§ **What to produce**
From the entries below, gather every line containing the string "RICHER".

§ **Exercise data**
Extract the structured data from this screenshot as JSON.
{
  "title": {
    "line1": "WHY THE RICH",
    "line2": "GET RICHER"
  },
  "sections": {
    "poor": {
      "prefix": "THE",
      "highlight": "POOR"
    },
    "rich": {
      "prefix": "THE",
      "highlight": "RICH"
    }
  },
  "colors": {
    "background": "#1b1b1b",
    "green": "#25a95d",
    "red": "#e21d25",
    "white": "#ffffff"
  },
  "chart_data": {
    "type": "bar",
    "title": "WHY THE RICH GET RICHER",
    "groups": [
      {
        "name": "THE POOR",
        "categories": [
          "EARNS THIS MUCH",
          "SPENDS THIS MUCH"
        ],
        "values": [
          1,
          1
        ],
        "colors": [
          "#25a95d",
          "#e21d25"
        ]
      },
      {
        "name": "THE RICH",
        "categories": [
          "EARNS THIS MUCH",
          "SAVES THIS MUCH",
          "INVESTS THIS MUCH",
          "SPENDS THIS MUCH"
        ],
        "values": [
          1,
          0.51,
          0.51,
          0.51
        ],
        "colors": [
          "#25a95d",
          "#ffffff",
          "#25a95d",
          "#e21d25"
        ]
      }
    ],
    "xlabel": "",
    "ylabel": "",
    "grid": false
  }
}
==
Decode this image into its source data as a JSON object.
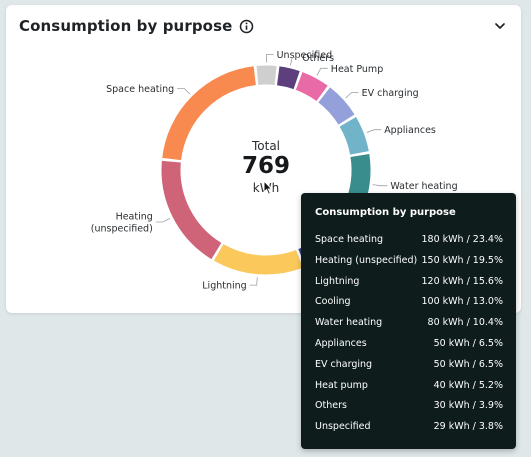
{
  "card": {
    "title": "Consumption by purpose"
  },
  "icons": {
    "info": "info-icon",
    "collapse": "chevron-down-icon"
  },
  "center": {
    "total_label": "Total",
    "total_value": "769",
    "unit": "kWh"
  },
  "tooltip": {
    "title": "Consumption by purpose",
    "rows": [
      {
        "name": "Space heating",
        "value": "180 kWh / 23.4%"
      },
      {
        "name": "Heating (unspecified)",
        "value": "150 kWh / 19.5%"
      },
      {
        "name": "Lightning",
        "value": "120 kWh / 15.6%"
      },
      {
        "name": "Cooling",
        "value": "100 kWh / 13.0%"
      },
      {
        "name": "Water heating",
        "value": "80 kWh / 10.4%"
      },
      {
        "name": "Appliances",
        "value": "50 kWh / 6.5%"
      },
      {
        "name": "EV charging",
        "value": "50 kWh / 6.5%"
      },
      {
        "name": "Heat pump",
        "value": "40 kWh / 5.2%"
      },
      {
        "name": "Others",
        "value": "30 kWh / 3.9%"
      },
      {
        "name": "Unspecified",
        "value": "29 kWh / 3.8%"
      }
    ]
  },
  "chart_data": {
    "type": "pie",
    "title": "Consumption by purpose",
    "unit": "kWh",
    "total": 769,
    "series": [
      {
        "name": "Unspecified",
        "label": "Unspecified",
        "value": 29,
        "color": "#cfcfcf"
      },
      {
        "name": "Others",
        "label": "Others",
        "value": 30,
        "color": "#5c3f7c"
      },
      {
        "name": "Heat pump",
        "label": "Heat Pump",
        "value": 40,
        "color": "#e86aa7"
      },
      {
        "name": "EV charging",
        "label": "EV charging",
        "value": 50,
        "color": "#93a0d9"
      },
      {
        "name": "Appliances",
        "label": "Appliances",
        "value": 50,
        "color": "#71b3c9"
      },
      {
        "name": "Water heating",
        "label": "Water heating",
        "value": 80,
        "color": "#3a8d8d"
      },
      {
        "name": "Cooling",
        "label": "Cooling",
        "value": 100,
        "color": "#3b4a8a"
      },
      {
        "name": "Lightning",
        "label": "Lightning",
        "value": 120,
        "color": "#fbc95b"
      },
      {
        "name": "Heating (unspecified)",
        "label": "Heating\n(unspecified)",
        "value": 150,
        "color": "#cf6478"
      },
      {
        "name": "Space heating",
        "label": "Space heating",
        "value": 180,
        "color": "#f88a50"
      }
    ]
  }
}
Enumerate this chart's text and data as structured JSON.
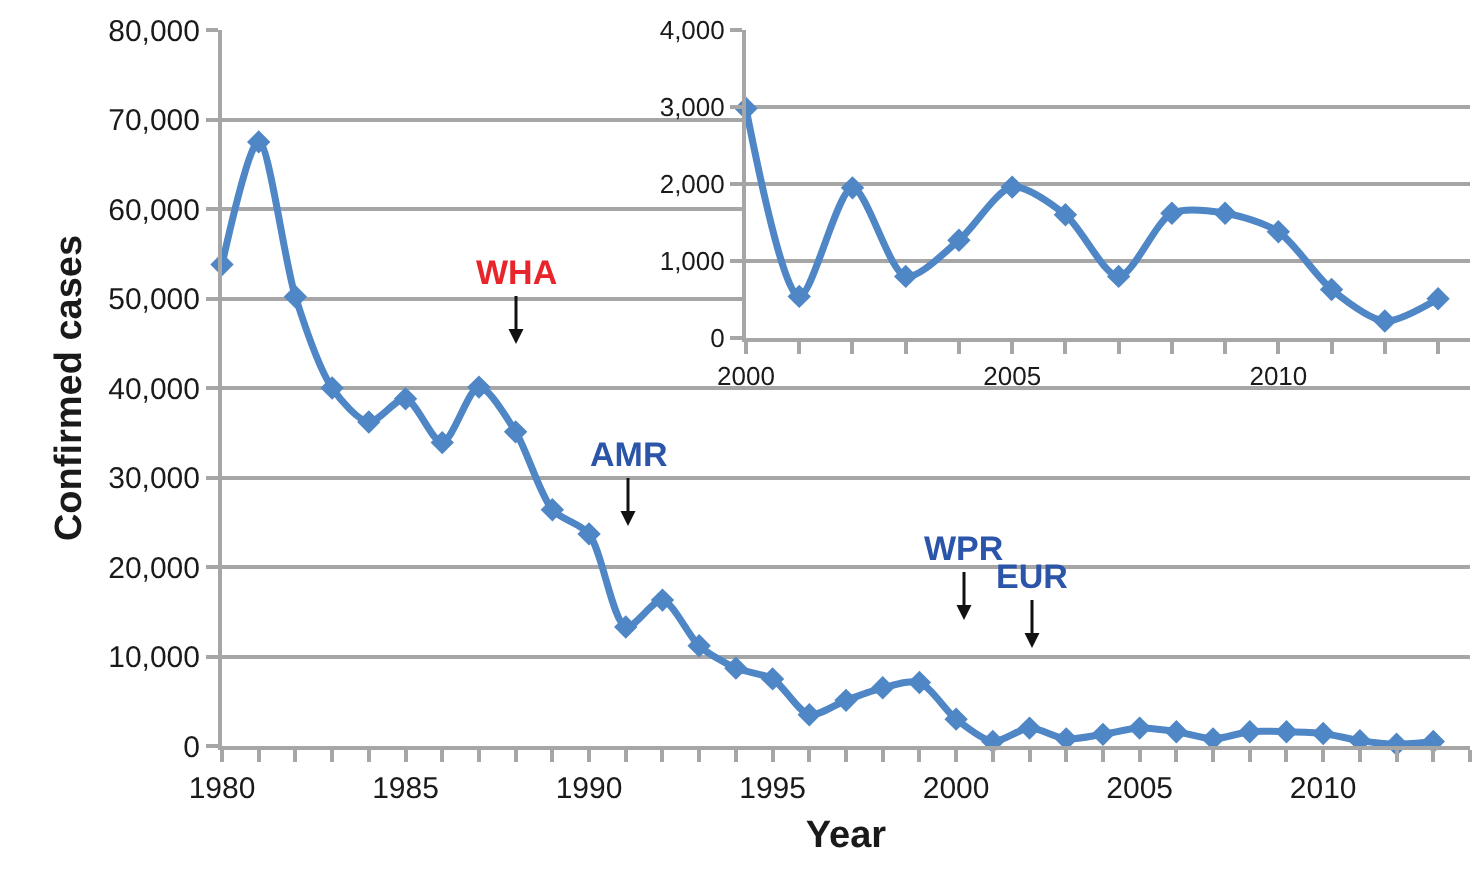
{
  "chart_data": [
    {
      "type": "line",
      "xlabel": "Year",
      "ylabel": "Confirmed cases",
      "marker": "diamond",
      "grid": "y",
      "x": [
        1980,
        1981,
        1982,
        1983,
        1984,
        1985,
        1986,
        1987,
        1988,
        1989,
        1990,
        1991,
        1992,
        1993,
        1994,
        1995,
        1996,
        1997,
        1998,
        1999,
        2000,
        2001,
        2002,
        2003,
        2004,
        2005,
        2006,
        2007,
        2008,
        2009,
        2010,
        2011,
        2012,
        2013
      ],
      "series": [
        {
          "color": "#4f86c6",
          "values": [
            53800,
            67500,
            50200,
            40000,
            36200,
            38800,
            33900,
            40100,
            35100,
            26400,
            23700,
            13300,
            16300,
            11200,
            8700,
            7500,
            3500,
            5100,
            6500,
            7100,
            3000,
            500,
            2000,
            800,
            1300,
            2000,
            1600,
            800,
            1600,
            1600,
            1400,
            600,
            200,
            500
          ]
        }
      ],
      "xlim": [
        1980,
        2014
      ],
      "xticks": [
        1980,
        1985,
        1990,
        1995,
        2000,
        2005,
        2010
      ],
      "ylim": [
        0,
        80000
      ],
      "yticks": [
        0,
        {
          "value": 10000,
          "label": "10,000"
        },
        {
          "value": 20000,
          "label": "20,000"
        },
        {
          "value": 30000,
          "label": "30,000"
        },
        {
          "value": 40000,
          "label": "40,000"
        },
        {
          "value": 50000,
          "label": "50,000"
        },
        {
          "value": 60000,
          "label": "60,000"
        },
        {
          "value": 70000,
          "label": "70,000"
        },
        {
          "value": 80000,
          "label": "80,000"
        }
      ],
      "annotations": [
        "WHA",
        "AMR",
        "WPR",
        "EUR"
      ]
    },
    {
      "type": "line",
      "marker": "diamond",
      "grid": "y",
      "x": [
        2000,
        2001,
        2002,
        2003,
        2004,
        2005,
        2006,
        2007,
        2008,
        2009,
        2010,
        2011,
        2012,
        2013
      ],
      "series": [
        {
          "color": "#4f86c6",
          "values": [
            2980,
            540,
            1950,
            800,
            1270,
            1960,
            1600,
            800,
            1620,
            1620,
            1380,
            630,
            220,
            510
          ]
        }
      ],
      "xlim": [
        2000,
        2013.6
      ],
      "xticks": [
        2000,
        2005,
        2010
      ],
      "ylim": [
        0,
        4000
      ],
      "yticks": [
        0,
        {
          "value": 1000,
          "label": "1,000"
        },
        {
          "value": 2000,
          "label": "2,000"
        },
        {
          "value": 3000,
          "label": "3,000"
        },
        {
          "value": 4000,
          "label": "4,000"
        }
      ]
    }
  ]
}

§ **Response to this exercise**
    "line2": "GET RICHER"
    "title": "WHY THE RICH GET RICHER",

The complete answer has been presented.